- Stored records:
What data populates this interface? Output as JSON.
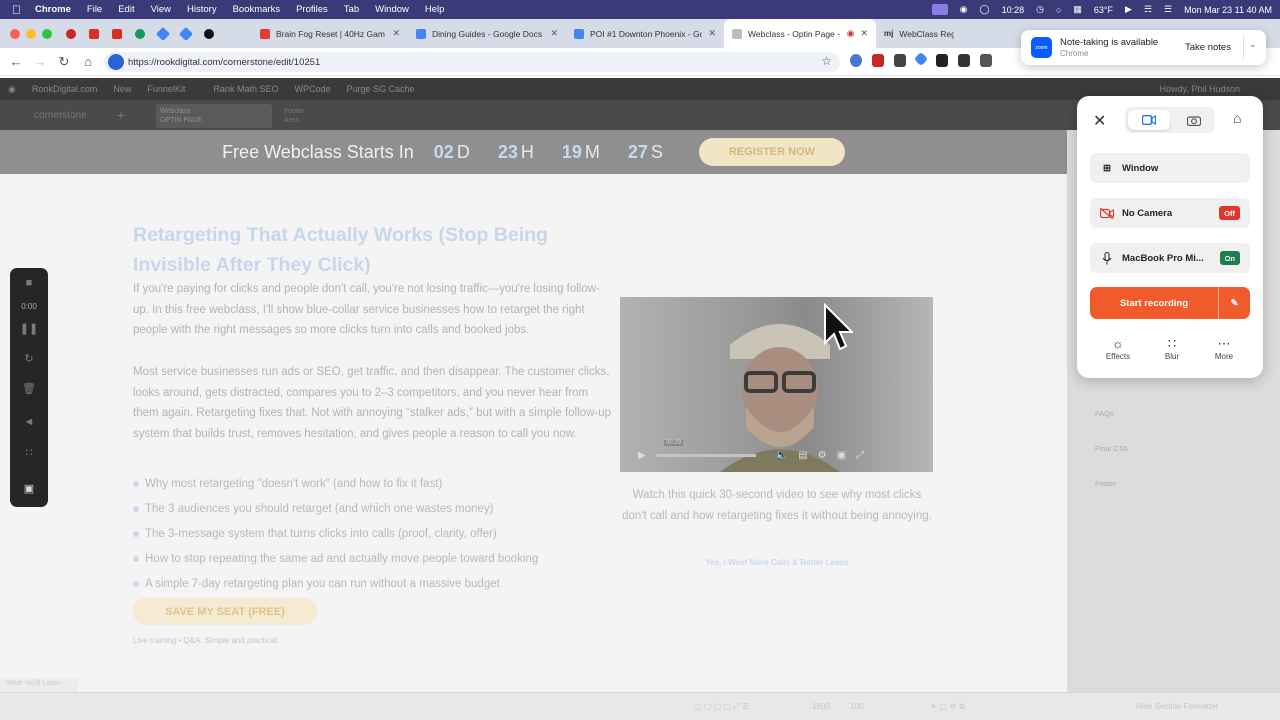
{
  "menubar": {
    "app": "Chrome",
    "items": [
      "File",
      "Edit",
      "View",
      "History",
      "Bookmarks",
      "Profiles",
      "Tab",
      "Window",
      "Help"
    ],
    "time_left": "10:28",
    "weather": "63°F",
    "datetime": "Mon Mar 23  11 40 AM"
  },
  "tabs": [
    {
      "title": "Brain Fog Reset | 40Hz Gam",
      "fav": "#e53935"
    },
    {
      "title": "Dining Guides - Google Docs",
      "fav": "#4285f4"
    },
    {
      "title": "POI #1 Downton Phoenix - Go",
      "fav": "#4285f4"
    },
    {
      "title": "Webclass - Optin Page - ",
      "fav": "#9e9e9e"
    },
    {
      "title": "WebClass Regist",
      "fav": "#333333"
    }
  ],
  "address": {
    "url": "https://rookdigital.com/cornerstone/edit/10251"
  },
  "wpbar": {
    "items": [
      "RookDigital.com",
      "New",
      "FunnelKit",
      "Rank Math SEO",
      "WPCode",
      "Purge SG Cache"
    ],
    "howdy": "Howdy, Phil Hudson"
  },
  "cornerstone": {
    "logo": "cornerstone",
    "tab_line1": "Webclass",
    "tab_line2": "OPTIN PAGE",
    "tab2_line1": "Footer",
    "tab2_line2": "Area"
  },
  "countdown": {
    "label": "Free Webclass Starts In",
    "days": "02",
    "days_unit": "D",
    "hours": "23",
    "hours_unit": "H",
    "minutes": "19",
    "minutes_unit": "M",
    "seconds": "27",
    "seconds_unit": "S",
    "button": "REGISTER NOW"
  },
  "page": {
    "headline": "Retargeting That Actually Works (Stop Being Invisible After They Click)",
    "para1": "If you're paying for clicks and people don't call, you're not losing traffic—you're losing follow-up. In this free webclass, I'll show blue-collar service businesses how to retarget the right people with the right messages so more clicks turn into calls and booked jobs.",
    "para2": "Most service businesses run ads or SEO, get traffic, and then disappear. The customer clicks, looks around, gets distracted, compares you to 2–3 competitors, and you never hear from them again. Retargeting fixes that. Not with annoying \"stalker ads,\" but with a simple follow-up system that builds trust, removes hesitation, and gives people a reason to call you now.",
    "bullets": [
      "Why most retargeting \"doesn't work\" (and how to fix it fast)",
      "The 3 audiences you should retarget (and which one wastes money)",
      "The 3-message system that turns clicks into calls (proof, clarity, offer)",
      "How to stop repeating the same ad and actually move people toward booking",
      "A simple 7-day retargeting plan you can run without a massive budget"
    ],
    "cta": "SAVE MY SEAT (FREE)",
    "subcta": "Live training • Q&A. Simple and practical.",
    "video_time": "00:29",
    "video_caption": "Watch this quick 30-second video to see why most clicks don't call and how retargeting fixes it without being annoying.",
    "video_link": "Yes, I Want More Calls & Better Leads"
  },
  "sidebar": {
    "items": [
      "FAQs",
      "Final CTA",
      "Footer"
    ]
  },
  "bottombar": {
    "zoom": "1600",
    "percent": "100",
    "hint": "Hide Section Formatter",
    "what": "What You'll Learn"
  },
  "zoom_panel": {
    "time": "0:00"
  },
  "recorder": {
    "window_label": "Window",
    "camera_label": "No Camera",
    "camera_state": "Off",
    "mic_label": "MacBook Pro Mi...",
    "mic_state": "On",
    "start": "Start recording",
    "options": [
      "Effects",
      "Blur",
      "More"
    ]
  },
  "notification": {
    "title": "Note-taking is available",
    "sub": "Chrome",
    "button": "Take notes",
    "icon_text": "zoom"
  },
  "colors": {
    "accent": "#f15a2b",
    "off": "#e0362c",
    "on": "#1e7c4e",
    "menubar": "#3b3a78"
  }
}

- What is expected:
Restate each entry word for word, please, but drop any images it holds.

- Response to the task:
What data populates this interface? Output as JSON.
{
  "menubar": {
    "app": "Chrome",
    "items": [
      "File",
      "Edit",
      "View",
      "History",
      "Bookmarks",
      "Profiles",
      "Tab",
      "Window",
      "Help"
    ],
    "time_left": "10:28",
    "weather": "63°F",
    "datetime": "Mon Mar 23  11 40 AM"
  },
  "tabs": [
    {
      "title": "Brain Fog Reset | 40Hz Gam",
      "fav": "#e53935"
    },
    {
      "title": "Dining Guides - Google Docs",
      "fav": "#4285f4"
    },
    {
      "title": "POI #1 Downton Phoenix - Go",
      "fav": "#4285f4"
    },
    {
      "title": "Webclass - Optin Page - ",
      "fav": "#9e9e9e"
    },
    {
      "title": "WebClass Regist",
      "fav": "#333333"
    }
  ],
  "address": {
    "url": "https://rookdigital.com/cornerstone/edit/10251"
  },
  "wpbar": {
    "items": [
      "RookDigital.com",
      "New",
      "FunnelKit",
      "Rank Math SEO",
      "WPCode",
      "Purge SG Cache"
    ],
    "howdy": "Howdy, Phil Hudson"
  },
  "cornerstone": {
    "logo": "cornerstone",
    "tab_line1": "Webclass",
    "tab_line2": "OPTIN PAGE",
    "tab2_line1": "Footer",
    "tab2_line2": "Area"
  },
  "countdown": {
    "label": "Free Webclass Starts In",
    "days": "02",
    "days_unit": "D",
    "hours": "23",
    "hours_unit": "H",
    "minutes": "19",
    "minutes_unit": "M",
    "seconds": "27",
    "seconds_unit": "S",
    "button": "REGISTER NOW"
  },
  "page": {
    "headline": "Retargeting That Actually Works (Stop Being Invisible After They Click)",
    "para1": "If you're paying for clicks and people don't call, you're not losing traffic—you're losing follow-up. In this free webclass, I'll show blue-collar service businesses how to retarget the right people with the right messages so more clicks turn into calls and booked jobs.",
    "para2": "Most service businesses run ads or SEO, get traffic, and then disappear. The customer clicks, looks around, gets distracted, compares you to 2–3 competitors, and you never hear from them again. Retargeting fixes that. Not with annoying \"stalker ads,\" but with a simple follow-up system that builds trust, removes hesitation, and gives people a reason to call you now.",
    "bullets": [
      "Why most retargeting \"doesn't work\" (and how to fix it fast)",
      "The 3 audiences you should retarget (and which one wastes money)",
      "The 3-message system that turns clicks into calls (proof, clarity, offer)",
      "How to stop repeating the same ad and actually move people toward booking",
      "A simple 7-day retargeting plan you can run without a massive budget"
    ],
    "cta": "SAVE MY SEAT (FREE)",
    "subcta": "Live training • Q&A. Simple and practical.",
    "video_time": "00:29",
    "video_caption": "Watch this quick 30-second video to see why most clicks don't call and how retargeting fixes it without being annoying.",
    "video_link": "Yes, I Want More Calls & Better Leads"
  },
  "sidebar": {
    "items": [
      "FAQs",
      "Final CTA",
      "Footer"
    ]
  },
  "bottombar": {
    "zoom": "1600",
    "percent": "100",
    "hint": "Hide Section Formatter",
    "what": "What You'll Learn"
  },
  "zoom_panel": {
    "time": "0:00"
  },
  "recorder": {
    "window_label": "Window",
    "camera_label": "No Camera",
    "camera_state": "Off",
    "mic_label": "MacBook Pro Mi...",
    "mic_state": "On",
    "start": "Start recording",
    "options": [
      "Effects",
      "Blur",
      "More"
    ]
  },
  "notification": {
    "title": "Note-taking is available",
    "sub": "Chrome",
    "button": "Take notes",
    "icon_text": "zoom"
  },
  "colors": {
    "accent": "#f15a2b",
    "off": "#e0362c",
    "on": "#1e7c4e",
    "menubar": "#3b3a78"
  }
}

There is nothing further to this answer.